## [What to do]
Copy down all of the data underneath, exactly as shown.

▽

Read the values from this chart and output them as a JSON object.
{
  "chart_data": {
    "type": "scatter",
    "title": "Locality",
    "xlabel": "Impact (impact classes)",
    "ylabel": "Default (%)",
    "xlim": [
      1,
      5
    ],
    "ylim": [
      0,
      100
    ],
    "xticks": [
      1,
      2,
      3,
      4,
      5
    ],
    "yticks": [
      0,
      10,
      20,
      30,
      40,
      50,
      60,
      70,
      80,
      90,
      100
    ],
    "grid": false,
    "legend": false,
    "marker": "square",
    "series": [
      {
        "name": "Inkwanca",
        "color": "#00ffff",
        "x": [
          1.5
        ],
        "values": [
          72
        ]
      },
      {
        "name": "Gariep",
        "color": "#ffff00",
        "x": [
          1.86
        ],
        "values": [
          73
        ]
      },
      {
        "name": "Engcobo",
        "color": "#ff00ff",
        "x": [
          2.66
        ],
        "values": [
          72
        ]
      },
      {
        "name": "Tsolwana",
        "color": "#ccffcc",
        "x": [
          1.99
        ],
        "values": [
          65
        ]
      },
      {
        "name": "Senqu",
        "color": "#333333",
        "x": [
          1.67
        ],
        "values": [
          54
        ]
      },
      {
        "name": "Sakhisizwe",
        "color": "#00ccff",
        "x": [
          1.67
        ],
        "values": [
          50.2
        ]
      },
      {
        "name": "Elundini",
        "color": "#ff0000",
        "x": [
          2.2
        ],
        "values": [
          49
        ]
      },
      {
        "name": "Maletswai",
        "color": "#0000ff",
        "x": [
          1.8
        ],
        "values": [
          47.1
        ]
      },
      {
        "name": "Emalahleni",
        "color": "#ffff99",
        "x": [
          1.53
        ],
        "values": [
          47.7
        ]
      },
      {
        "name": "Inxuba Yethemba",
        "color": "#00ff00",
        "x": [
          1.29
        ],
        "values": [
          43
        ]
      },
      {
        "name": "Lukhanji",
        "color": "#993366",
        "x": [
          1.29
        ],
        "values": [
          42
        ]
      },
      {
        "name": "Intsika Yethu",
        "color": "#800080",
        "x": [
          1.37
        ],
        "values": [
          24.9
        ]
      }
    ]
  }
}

△

## [Solution for this problem]
Read the values from this chart and output them as a JSON object.
{
  "chart_data": {
    "type": "scatter",
    "title": "Locality",
    "xlabel": "Impact (impact classes)",
    "ylabel": "Default (%)",
    "xlim": [
      1,
      5
    ],
    "ylim": [
      0,
      100
    ],
    "xticks": [
      1,
      2,
      3,
      4,
      5
    ],
    "yticks": [
      0,
      10,
      20,
      30,
      40,
      50,
      60,
      70,
      80,
      90,
      100
    ],
    "grid": false,
    "legend": false,
    "marker": "square",
    "series": [
      {
        "name": "Inkwanca",
        "color": "#00ffff",
        "x": [
          1.5
        ],
        "values": [
          72
        ]
      },
      {
        "name": "Gariep",
        "color": "#ffff00",
        "x": [
          1.86
        ],
        "values": [
          73
        ]
      },
      {
        "name": "Engcobo",
        "color": "#ff00ff",
        "x": [
          2.66
        ],
        "values": [
          72
        ]
      },
      {
        "name": "Tsolwana",
        "color": "#ccffcc",
        "x": [
          1.99
        ],
        "values": [
          65
        ]
      },
      {
        "name": "Senqu",
        "color": "#333333",
        "x": [
          1.67
        ],
        "values": [
          54
        ]
      },
      {
        "name": "Sakhisizwe",
        "color": "#00ccff",
        "x": [
          1.67
        ],
        "values": [
          50.2
        ]
      },
      {
        "name": "Elundini",
        "color": "#ff0000",
        "x": [
          2.2
        ],
        "values": [
          49
        ]
      },
      {
        "name": "Maletswai",
        "color": "#0000ff",
        "x": [
          1.8
        ],
        "values": [
          47.1
        ]
      },
      {
        "name": "Emalahleni",
        "color": "#ffff99",
        "x": [
          1.53
        ],
        "values": [
          47.7
        ]
      },
      {
        "name": "Inxuba Yethemba",
        "color": "#00ff00",
        "x": [
          1.29
        ],
        "values": [
          43
        ]
      },
      {
        "name": "Lukhanji",
        "color": "#993366",
        "x": [
          1.29
        ],
        "values": [
          42
        ]
      },
      {
        "name": "Intsika Yethu",
        "color": "#800080",
        "x": [
          1.37
        ],
        "values": [
          24.9
        ]
      }
    ]
  }
}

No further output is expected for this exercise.